EXTRACT PROVIDED
# Am I wrong to feel this way?



## Needy_Wife (Mar 10, 2010)

To recap my "story". I am in a sexless marriage. Honestly cant remember the last time we had sex. When we do "fool around" (which also is very rare), he uses a toy to get me off, instead of himself. 

Now, last night I was outside watering the lawn. I had a dress on, and he walks up to me, reaches up my dress and starts to......well use your imagination. 
Usually I would welcome this. But, it pissed me off. He does this all the time. He grabs my boobs, reaches up my skirts/dresses, he will pull my hair to kiss me (I like that).....but wont have sex with me! 
Why in the hell should I let him touch me like this, and let himself get all horned up....but then be completely frustrated when he never follows through??
I know its contradicting a bit. I am pissed that we dont have sex, but then get pissed when he touches me. 
I didn't used to be like this. Like I said earlier, I welcomed and wanted it. But I was so sick to death of him getting me all worked up, and excited, just to fall hard when nothing happened beyond that. 

Am I wrong to be mad when he does this?


----------



## Anon1111 (May 29, 2013)

No you are not. If he was a women, you would call him a tease. Why do you think he does this? Does he have ED or some kind of disorder?

I am the same with my wife. It pisses me off at this point when she wants to cuddle, knowing that it will never result in anything more. My feeling is that why should she expect to get the kind of affection she wants when she never is willing to reciprocate.


----------



## Needy_Wife (Mar 10, 2010)

No ED issues. He is just overweight, and lazy. He is completely content on our sex life.


----------



## MaritimeGuy (Jul 28, 2012)

Can you discuss it with him? Tell him you love it when he does these things but then feel frustrated if he doesn't follow through. Don't accuse him of making you feel as you do..frame it as you feel as you do in response to his actions. Own how you feel.

Hopefully this way he won't get defensive and you can have some kind of open dialogue.


----------



## Needy_Wife (Mar 10, 2010)

MaritimeGuy said:


> Can you discuss it with him? Tell him you love it when he does these things but then feel frustrated if he doesn't follow through. Don't accuse him of making you feel as you do..frame it as you feel as you do in response to his actions. Own how you feel.
> 
> Hopefully this way he won't get defensive and you can have some kind of open dialogue.


I have...and its always the same thing. I am his wife, so he should be able to touch me anytime, and in any way. 
Honestly, I feel more like his mom, maid, cook, paycheck, and nanny.


----------



## just_about_done (Feb 6, 2013)

Needy_Wife said:


> I have...and its always the same thing. *I am his wife, so he should be able to touch me anytime, and in any way. *
> Honestly, I feel more like his mom, maid, cook, paycheck, and nanny.


God, I wish you were my wife.


----------



## MaritimeGuy (Jul 28, 2012)

Needy_Wife said:


> I have...and its always the same thing. I am his wife, so he should be able to touch me anytime, and in any way.
> Honestly, I feel more like his mom, maid, cook, paycheck, and nanny.


So what's his explanation for not following through?


----------



## Needy_Wife (Mar 10, 2010)

Its laziness. He has used every single excuse known to man. I have since stopped asking for a reason. 
He likes it when I am bare down below, I shave/wax so I am bare. Then he doesn't like it because he feels like he is playing with a little girl, so I grown a stripe. Then he goes back to he likes me bare. 
He will purposely not shower for days because he knows I will not try anything (GROSS).

SUPPLIED ENTRIES
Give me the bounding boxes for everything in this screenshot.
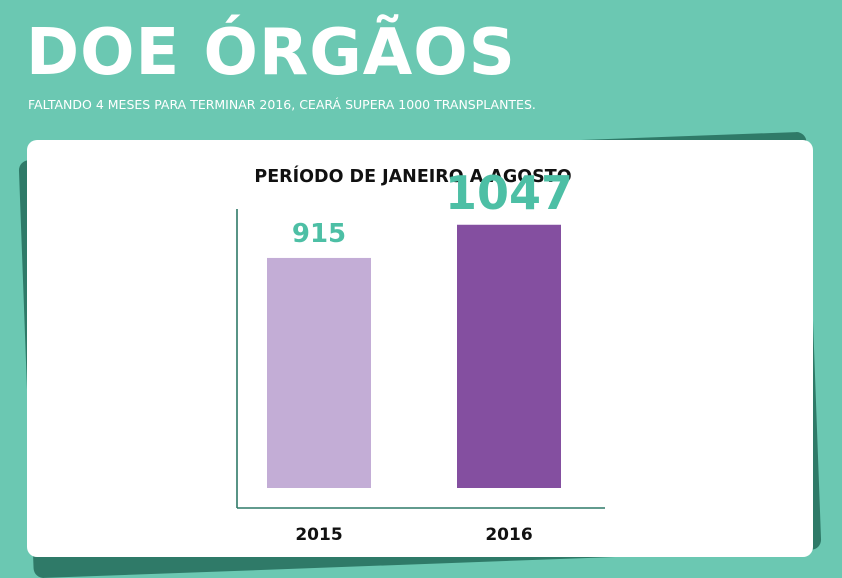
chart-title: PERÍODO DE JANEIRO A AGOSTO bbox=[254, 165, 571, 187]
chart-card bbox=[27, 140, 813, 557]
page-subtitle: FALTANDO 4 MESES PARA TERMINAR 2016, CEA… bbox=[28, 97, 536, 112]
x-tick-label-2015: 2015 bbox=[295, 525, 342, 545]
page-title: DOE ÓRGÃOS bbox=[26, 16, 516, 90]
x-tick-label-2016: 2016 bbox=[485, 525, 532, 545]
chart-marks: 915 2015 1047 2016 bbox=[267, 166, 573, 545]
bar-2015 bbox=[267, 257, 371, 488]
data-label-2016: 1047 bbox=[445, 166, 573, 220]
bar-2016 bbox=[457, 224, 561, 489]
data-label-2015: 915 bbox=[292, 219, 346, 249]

WRITTEN TASK 1
Return the passage of the forum thread that runs from "Now, last night" up to and including "sex with me!", word for word.
WRITTEN TASK 2
Retype every line of the listing below the forum thread without any change, omitting the picture.

CORRECT RESPONSE 1
Now, last night I was outside watering the lawn. I had a dress on, and he walks up to me, reaches up my dress and starts to......well use your imagination. 
Usually I would welcome this. But, it pissed me off. He does this all the time. He grabs my boobs, reaches up my skirts/dresses, he will pull my hair to kiss me (I like that).....but wont have sex with me!

CORRECT RESPONSE 2
Give me the bounding boxes for everything in this screenshot.
chart-title: PERÍODO DE JANEIRO A AGOSTO bbox=[254, 165, 571, 187]
chart-card bbox=[27, 140, 813, 557]
page-subtitle: FALTANDO 4 MESES PARA TERMINAR 2016, CEA… bbox=[28, 97, 536, 112]
x-tick-label-2015: 2015 bbox=[295, 525, 342, 545]
page-title: DOE ÓRGÃOS bbox=[26, 16, 516, 90]
x-tick-label-2016: 2016 bbox=[485, 525, 532, 545]
chart-marks: 915 2015 1047 2016 bbox=[267, 166, 573, 545]
bar-2015 bbox=[267, 257, 371, 488]
data-label-2016: 1047 bbox=[445, 166, 573, 220]
bar-2016 bbox=[457, 224, 561, 489]
data-label-2015: 915 bbox=[292, 219, 346, 249]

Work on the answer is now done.